----- DATASET EXTRACT -----

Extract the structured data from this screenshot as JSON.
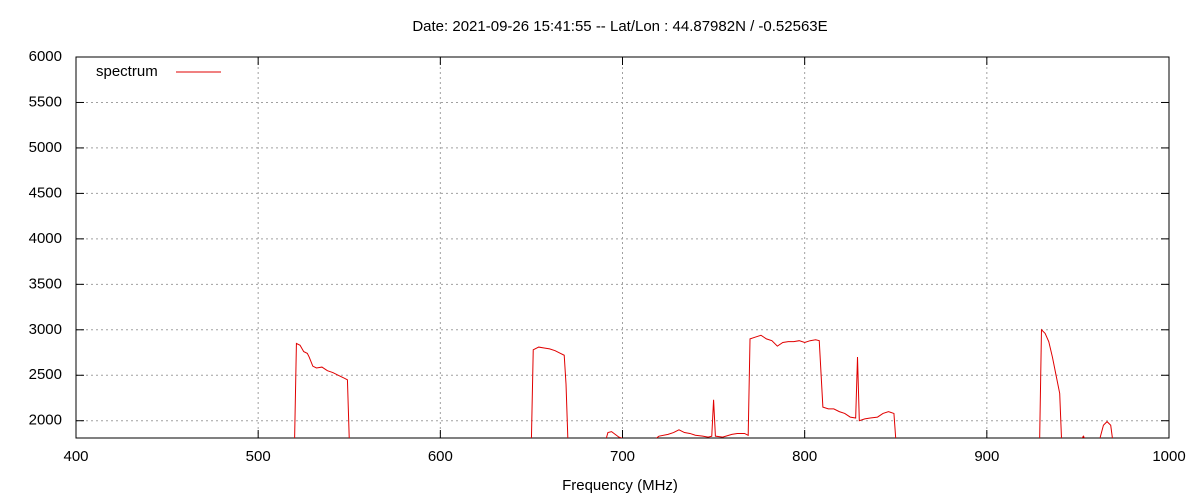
{
  "chart_data": {
    "type": "line",
    "title": "Date: 2021-09-26 15:41:55  --  Lat/Lon : 44.87982N / -0.52563E",
    "x_label": "Frequency (MHz)",
    "x": [
      520,
      521,
      523,
      525,
      527,
      528,
      530,
      532,
      535,
      538,
      541,
      544,
      547,
      549,
      550,
      551,
      650,
      651,
      654,
      657,
      660,
      663,
      666,
      668,
      669,
      670,
      671,
      691,
      692,
      694,
      696,
      698,
      701,
      702,
      718,
      720,
      725,
      728,
      731,
      734,
      737,
      740,
      744,
      747,
      749,
      750,
      751,
      755,
      760,
      763,
      767,
      769,
      770,
      773,
      776,
      779,
      782,
      785,
      788,
      791,
      794,
      797,
      800,
      803,
      806,
      808,
      810,
      813,
      816,
      819,
      822,
      825,
      828,
      829,
      830,
      833,
      836,
      840,
      843,
      846,
      849,
      850,
      851,
      929,
      930,
      932,
      934,
      936,
      938,
      940,
      941,
      942,
      952,
      953,
      954,
      955,
      962,
      964,
      966,
      968,
      969
    ],
    "series": [
      {
        "name": "spectrum",
        "color": "#e00000",
        "values": [
          1800,
          2850,
          2830,
          2760,
          2740,
          2700,
          2600,
          2580,
          2590,
          2550,
          2530,
          2500,
          2470,
          2450,
          1800,
          null,
          1800,
          2780,
          2810,
          2800,
          2790,
          2770,
          2740,
          2720,
          2400,
          1800,
          null,
          1800,
          1870,
          1880,
          1850,
          1820,
          1800,
          null,
          1800,
          1830,
          1850,
          1870,
          1900,
          1870,
          1860,
          1840,
          1830,
          1820,
          1830,
          2230,
          1830,
          1820,
          1850,
          1860,
          1860,
          1840,
          2900,
          2920,
          2940,
          2900,
          2880,
          2820,
          2860,
          2870,
          2870,
          2880,
          2860,
          2880,
          2890,
          2880,
          2150,
          2130,
          2130,
          2100,
          2080,
          2040,
          2030,
          2700,
          2000,
          2020,
          2030,
          2040,
          2080,
          2100,
          2080,
          1800,
          null,
          1800,
          3000,
          2960,
          2870,
          2700,
          2500,
          2300,
          1800,
          null,
          1800,
          1830,
          1800,
          null,
          1800,
          1950,
          1990,
          1950,
          1800
        ]
      }
    ],
    "xlim": [
      400,
      1000
    ],
    "xticks": [
      400,
      500,
      600,
      700,
      800,
      900,
      1000
    ],
    "ylim": [
      1810,
      6000
    ],
    "yticks": [
      2000,
      2500,
      3000,
      3500,
      4000,
      4500,
      5000,
      5500,
      6000
    ],
    "grid": true,
    "legend": "top-left"
  }
}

-----

Copy the material above in full and exactly, skipping pictures.

_ANSWER FOR THIS EXERCISE_
Extract the structured data from this screenshot as JSON.
{
  "chart_data": {
    "type": "line",
    "title": "Date: 2021-09-26 15:41:55  --  Lat/Lon : 44.87982N / -0.52563E",
    "x_label": "Frequency (MHz)",
    "x": [
      520,
      521,
      523,
      525,
      527,
      528,
      530,
      532,
      535,
      538,
      541,
      544,
      547,
      549,
      550,
      551,
      650,
      651,
      654,
      657,
      660,
      663,
      666,
      668,
      669,
      670,
      671,
      691,
      692,
      694,
      696,
      698,
      701,
      702,
      718,
      720,
      725,
      728,
      731,
      734,
      737,
      740,
      744,
      747,
      749,
      750,
      751,
      755,
      760,
      763,
      767,
      769,
      770,
      773,
      776,
      779,
      782,
      785,
      788,
      791,
      794,
      797,
      800,
      803,
      806,
      808,
      810,
      813,
      816,
      819,
      822,
      825,
      828,
      829,
      830,
      833,
      836,
      840,
      843,
      846,
      849,
      850,
      851,
      929,
      930,
      932,
      934,
      936,
      938,
      940,
      941,
      942,
      952,
      953,
      954,
      955,
      962,
      964,
      966,
      968,
      969
    ],
    "series": [
      {
        "name": "spectrum",
        "color": "#e00000",
        "values": [
          1800,
          2850,
          2830,
          2760,
          2740,
          2700,
          2600,
          2580,
          2590,
          2550,
          2530,
          2500,
          2470,
          2450,
          1800,
          null,
          1800,
          2780,
          2810,
          2800,
          2790,
          2770,
          2740,
          2720,
          2400,
          1800,
          null,
          1800,
          1870,
          1880,
          1850,
          1820,
          1800,
          null,
          1800,
          1830,
          1850,
          1870,
          1900,
          1870,
          1860,
          1840,
          1830,
          1820,
          1830,
          2230,
          1830,
          1820,
          1850,
          1860,
          1860,
          1840,
          2900,
          2920,
          2940,
          2900,
          2880,
          2820,
          2860,
          2870,
          2870,
          2880,
          2860,
          2880,
          2890,
          2880,
          2150,
          2130,
          2130,
          2100,
          2080,
          2040,
          2030,
          2700,
          2000,
          2020,
          2030,
          2040,
          2080,
          2100,
          2080,
          1800,
          null,
          1800,
          3000,
          2960,
          2870,
          2700,
          2500,
          2300,
          1800,
          null,
          1800,
          1830,
          1800,
          null,
          1800,
          1950,
          1990,
          1950,
          1800
        ]
      }
    ],
    "xlim": [
      400,
      1000
    ],
    "xticks": [
      400,
      500,
      600,
      700,
      800,
      900,
      1000
    ],
    "ylim": [
      1810,
      6000
    ],
    "yticks": [
      2000,
      2500,
      3000,
      3500,
      4000,
      4500,
      5000,
      5500,
      6000
    ],
    "grid": true,
    "legend": "top-left"
  }
}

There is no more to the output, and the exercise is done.